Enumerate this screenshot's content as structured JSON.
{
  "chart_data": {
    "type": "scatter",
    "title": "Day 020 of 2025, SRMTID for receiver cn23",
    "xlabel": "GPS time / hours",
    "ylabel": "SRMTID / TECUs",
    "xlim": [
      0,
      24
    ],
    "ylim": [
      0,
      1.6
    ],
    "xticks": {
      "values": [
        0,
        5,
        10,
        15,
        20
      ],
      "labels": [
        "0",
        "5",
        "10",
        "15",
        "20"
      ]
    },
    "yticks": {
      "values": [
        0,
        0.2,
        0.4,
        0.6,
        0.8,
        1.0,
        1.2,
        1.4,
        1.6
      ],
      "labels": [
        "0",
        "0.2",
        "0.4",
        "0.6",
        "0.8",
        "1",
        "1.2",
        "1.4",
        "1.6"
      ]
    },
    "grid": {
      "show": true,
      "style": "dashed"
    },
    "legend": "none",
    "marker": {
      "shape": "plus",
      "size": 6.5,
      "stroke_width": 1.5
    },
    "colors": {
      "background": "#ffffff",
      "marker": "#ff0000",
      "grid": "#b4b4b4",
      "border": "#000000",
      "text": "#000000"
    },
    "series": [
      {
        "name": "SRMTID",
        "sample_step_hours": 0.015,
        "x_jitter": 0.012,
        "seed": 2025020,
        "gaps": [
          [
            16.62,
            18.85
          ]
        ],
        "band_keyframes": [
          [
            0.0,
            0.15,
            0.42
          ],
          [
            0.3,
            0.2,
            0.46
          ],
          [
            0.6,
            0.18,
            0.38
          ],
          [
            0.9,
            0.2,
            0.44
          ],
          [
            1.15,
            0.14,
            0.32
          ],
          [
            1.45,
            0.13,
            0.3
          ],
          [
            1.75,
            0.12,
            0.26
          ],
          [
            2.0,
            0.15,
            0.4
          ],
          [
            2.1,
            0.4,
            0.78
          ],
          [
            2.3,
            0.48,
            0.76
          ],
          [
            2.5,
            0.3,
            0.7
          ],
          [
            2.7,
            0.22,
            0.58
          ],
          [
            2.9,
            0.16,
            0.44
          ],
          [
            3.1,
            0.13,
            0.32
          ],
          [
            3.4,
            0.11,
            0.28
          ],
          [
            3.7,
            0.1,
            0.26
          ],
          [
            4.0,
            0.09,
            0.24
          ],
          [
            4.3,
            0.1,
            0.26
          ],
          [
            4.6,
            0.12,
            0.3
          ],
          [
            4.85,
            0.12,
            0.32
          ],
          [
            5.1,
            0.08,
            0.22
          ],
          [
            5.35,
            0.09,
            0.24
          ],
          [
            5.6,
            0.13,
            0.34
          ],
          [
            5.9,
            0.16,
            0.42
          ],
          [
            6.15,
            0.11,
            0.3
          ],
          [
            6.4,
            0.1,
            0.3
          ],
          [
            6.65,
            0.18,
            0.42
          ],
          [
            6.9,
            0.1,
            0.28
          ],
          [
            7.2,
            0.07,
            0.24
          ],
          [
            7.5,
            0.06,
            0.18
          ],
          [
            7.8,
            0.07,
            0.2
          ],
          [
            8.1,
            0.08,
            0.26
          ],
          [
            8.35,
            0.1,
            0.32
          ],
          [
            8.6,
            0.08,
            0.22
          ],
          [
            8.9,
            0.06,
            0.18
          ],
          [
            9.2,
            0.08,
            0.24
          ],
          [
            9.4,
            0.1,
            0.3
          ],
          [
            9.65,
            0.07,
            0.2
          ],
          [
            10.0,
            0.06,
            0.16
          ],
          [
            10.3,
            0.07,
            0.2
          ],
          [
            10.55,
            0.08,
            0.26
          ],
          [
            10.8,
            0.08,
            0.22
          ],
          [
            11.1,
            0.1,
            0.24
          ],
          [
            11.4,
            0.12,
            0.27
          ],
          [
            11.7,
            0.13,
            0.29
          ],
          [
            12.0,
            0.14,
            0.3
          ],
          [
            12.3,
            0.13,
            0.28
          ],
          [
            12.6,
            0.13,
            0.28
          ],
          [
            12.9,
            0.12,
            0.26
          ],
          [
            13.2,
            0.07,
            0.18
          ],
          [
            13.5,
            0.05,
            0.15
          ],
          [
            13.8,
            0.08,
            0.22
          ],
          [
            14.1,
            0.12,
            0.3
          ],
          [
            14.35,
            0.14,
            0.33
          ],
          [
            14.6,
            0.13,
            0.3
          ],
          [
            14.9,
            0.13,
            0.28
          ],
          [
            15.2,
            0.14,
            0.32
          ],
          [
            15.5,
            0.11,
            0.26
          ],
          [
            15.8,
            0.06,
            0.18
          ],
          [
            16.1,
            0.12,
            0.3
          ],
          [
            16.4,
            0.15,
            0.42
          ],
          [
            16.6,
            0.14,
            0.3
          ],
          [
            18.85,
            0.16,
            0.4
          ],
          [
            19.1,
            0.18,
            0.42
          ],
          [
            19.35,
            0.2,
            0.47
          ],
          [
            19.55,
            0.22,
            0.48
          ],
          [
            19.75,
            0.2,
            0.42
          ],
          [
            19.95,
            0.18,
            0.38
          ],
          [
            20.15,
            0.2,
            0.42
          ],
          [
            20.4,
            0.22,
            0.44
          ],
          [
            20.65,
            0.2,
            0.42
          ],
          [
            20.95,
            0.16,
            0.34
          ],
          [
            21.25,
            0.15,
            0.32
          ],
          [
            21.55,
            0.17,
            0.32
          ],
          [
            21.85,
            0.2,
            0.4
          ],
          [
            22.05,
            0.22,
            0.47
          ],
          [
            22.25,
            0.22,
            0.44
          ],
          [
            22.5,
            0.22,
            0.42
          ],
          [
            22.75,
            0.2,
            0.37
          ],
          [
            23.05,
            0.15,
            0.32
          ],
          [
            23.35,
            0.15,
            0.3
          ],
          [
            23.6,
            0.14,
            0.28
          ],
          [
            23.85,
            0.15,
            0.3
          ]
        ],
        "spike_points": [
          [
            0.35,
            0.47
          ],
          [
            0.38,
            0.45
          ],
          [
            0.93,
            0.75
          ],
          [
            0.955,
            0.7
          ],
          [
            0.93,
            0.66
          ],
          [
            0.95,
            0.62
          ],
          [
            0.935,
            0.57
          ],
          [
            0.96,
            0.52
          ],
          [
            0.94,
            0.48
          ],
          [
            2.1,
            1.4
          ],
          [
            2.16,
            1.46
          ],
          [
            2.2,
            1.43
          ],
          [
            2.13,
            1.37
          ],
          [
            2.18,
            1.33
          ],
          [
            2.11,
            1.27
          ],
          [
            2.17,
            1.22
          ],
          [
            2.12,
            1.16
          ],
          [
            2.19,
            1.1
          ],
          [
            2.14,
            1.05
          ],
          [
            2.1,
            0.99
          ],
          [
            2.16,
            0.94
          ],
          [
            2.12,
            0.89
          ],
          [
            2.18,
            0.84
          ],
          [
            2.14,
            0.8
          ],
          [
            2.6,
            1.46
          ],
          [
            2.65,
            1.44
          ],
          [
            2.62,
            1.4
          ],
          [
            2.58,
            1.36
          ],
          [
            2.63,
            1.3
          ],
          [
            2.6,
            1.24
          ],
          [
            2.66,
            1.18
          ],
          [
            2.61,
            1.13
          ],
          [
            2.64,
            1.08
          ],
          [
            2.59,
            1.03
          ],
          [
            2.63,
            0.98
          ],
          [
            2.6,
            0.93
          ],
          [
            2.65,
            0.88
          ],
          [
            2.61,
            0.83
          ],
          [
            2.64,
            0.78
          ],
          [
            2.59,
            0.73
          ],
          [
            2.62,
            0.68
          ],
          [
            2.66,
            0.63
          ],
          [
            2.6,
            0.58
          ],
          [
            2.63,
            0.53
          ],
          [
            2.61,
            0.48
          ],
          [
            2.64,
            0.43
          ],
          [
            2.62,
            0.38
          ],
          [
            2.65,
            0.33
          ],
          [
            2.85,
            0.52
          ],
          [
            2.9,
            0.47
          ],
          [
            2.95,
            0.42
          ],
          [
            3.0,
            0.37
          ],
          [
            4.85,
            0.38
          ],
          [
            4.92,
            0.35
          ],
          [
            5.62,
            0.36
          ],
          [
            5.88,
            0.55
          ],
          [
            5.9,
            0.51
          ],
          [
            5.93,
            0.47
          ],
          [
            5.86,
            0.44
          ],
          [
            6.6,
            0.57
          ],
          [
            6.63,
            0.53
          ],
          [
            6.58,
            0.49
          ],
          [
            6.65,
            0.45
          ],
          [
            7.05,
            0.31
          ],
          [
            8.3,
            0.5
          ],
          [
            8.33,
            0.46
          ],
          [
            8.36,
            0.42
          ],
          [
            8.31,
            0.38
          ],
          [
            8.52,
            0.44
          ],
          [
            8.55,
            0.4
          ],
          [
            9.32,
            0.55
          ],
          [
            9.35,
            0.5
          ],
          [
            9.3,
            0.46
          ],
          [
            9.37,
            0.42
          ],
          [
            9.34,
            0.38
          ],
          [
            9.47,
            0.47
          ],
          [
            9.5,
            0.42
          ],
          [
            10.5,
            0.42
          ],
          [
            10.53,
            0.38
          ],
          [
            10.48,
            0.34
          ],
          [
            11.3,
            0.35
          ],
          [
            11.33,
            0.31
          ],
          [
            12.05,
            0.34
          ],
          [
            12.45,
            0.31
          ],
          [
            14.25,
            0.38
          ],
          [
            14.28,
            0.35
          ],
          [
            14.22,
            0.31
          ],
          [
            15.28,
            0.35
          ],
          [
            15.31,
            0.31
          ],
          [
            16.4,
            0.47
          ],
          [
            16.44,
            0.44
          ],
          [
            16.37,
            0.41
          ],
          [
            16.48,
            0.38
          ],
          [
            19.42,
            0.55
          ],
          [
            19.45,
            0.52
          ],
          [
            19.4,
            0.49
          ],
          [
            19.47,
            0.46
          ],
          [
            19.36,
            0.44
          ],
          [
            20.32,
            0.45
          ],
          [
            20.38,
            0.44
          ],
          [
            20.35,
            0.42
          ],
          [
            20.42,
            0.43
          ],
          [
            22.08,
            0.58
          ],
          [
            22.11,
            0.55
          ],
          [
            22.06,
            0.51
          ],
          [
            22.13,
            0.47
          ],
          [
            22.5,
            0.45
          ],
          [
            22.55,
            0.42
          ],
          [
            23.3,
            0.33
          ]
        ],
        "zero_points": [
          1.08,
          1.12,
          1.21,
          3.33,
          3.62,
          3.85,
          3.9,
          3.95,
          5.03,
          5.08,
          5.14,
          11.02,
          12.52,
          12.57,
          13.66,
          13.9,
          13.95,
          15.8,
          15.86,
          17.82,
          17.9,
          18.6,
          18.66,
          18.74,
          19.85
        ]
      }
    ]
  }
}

——

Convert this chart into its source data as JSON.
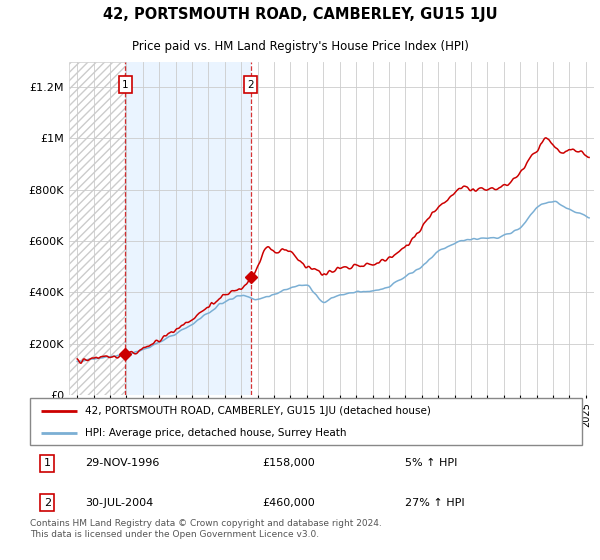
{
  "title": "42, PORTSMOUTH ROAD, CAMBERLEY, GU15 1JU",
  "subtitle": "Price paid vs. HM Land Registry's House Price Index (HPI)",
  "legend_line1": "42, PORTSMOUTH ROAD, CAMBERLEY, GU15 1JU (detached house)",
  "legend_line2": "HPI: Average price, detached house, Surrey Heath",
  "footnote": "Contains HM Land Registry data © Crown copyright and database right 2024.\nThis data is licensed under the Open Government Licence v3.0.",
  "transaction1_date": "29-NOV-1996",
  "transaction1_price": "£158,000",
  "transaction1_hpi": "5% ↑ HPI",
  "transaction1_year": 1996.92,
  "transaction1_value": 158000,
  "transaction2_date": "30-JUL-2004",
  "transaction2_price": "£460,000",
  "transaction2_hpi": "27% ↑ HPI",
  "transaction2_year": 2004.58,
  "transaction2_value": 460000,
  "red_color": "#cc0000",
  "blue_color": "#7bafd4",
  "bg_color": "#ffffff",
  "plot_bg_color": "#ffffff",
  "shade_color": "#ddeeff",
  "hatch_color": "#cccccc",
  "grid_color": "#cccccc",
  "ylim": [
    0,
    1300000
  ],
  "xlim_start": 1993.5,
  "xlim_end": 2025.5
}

——

Search the entries for "cccccc" and copy out each line that has it.

## Exercise output
  "hatch_color": "#cccccc",
  "grid_color": "#cccccc",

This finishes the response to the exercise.